▶ _Instruction_
Look through the data and write out every line with the word "Итого" in it.

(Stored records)
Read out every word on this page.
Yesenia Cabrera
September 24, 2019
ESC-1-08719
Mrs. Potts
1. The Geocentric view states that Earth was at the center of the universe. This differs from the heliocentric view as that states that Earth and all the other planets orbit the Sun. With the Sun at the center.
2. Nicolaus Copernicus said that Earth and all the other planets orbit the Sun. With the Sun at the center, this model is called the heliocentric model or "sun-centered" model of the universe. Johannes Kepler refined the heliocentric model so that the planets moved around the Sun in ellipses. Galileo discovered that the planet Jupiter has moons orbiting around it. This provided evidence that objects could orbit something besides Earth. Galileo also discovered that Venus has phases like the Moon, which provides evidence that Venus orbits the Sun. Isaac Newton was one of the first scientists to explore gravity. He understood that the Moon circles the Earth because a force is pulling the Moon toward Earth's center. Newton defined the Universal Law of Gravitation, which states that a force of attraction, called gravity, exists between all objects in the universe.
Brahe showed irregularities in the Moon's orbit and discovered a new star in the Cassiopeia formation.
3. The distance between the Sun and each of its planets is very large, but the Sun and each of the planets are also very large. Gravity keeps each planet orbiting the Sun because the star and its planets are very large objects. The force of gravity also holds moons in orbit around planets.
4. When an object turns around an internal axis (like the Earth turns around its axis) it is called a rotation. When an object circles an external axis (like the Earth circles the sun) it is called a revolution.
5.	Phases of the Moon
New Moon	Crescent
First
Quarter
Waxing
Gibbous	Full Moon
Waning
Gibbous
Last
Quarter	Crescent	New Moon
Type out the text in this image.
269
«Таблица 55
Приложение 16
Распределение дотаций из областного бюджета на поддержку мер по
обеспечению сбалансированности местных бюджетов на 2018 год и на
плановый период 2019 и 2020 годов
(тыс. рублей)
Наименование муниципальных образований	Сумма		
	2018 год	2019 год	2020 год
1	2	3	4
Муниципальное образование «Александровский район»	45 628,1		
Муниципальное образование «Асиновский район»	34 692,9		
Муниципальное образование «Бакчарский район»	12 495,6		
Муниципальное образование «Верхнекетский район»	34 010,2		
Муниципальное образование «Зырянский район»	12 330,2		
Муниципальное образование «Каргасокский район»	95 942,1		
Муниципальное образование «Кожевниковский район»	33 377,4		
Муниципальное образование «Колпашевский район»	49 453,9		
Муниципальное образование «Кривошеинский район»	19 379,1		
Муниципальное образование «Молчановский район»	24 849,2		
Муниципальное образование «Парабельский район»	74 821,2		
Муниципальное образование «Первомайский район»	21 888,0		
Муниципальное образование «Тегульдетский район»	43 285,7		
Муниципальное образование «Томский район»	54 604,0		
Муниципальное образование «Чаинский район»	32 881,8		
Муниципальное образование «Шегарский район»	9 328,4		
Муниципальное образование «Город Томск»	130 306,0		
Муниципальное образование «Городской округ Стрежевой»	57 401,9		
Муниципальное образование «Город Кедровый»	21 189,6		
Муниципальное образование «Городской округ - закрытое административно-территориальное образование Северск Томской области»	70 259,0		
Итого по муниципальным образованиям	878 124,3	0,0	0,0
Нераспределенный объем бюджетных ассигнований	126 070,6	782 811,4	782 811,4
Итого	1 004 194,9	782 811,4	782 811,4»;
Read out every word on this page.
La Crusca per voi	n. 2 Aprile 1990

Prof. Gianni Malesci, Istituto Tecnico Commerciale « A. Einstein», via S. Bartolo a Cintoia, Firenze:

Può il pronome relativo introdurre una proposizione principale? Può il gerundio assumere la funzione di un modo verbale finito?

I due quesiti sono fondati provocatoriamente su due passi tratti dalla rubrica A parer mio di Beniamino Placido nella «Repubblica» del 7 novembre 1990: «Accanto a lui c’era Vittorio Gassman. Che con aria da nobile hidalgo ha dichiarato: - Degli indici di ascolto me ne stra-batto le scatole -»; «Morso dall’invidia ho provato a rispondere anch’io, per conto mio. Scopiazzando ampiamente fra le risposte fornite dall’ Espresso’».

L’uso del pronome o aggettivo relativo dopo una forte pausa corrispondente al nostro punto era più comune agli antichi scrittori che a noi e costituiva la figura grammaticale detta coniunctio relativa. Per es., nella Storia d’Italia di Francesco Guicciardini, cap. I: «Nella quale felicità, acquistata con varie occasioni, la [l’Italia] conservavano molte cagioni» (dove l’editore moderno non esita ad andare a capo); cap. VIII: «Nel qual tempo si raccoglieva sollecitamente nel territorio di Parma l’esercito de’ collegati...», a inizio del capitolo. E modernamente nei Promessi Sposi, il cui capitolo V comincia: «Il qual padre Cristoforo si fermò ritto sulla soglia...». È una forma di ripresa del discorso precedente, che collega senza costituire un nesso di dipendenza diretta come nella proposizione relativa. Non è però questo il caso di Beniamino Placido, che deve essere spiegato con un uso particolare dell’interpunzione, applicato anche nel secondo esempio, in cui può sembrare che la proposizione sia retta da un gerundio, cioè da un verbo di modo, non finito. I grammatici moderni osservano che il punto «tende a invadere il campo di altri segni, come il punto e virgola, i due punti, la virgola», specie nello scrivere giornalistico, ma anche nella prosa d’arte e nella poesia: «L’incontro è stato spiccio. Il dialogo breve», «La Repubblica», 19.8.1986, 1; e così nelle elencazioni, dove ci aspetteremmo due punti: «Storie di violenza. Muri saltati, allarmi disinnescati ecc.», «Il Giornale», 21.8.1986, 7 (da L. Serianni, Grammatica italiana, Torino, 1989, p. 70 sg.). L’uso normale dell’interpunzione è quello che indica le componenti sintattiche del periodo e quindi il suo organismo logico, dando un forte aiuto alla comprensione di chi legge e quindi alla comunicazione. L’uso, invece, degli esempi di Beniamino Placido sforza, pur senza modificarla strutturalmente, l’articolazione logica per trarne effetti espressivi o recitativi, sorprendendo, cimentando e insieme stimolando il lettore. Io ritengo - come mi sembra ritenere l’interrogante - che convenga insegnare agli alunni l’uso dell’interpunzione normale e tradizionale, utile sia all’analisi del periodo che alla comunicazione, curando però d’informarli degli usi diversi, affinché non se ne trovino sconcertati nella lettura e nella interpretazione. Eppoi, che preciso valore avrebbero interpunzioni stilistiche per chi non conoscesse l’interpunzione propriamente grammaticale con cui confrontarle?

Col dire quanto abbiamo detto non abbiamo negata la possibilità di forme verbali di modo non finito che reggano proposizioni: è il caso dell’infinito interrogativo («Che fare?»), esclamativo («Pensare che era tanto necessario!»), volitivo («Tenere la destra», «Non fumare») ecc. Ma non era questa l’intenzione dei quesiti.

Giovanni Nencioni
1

▶ _The output_
Итого по муниципальным образованиям	878 124,3	0,0	0,0
Итого	1 004 194,9	782 811,4	782 811,4»;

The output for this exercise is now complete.